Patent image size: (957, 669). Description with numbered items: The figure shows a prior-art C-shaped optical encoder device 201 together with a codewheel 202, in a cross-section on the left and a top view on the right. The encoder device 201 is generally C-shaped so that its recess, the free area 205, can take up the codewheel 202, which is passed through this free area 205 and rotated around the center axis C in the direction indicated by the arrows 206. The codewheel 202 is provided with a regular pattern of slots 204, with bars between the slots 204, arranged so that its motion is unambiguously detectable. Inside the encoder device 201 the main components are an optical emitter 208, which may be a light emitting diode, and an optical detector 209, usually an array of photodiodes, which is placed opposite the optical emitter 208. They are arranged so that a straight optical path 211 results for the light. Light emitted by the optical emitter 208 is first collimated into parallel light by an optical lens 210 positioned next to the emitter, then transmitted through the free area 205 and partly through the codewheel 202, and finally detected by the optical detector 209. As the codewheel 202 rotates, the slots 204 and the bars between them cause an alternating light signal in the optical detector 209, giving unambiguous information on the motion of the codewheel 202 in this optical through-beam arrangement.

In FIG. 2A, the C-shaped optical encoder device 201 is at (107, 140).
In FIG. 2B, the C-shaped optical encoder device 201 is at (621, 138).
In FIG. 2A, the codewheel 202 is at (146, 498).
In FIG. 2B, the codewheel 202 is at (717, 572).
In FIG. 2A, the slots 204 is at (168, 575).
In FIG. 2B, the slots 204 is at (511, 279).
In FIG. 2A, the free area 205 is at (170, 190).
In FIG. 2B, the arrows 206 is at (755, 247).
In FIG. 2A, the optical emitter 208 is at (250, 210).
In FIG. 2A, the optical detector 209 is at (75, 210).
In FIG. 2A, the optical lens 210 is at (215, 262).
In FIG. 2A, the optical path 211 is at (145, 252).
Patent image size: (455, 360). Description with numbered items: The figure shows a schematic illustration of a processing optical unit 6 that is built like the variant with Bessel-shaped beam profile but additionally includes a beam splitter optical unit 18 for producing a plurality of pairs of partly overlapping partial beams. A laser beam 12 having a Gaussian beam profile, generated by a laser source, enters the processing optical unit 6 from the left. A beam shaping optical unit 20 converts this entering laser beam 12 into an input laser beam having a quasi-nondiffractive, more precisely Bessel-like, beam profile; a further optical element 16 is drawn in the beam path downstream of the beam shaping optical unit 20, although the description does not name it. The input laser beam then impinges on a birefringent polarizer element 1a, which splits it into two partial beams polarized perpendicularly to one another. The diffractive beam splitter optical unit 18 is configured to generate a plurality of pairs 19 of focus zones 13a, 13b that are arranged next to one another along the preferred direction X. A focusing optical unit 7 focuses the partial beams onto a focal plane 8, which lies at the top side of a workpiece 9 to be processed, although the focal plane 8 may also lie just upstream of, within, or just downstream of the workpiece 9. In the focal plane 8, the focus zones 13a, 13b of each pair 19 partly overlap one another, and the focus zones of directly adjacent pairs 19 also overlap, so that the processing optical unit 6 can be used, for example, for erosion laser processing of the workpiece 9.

YOUR INSTRUCTIONS: Reproduce each line above that contains the string "lens". Case counts.

THE OUTPUT:
Patent image size: (957, 669). Description with numbered items: The figure shows a prior-art C-shaped optical encoder device 201 together with a codewheel 202, in a cross-section on the left and a top view on the right. The encoder device 201 is generally C-shaped so that its recess, the free area 205, can take up the codewheel 202, which is passed through this free area 205 and rotated around the center axis C in the direction indicated by the arrows 206. The codewheel 202 is provided with a regular pattern of slots 204, with bars between the slots 204, arranged so that its motion is unambiguously detectable. Inside the encoder device 201 the main components are an optical emitter 208, which may be a light emitting diode, and an optical detector 209, usually an array of photodiodes, which is placed opposite the optical emitter 208. They are arranged so that a straight optical path 211 results for the light. Light emitted by the optical emitter 208 is first collimated into parallel light by an optical lens 210 positioned next to the emitter, then transmitted through the free area 205 and partly through the codewheel 202, and finally detected by the optical detector 209. As the codewheel 202 rotates, the slots 204 and the bars between them cause an alternating light signal in the optical detector 209, giving unambiguous information on the motion of the codewheel 202 in this optical through-beam arrangement.
In FIG. 2A, the optical lens 210 is at (215, 262).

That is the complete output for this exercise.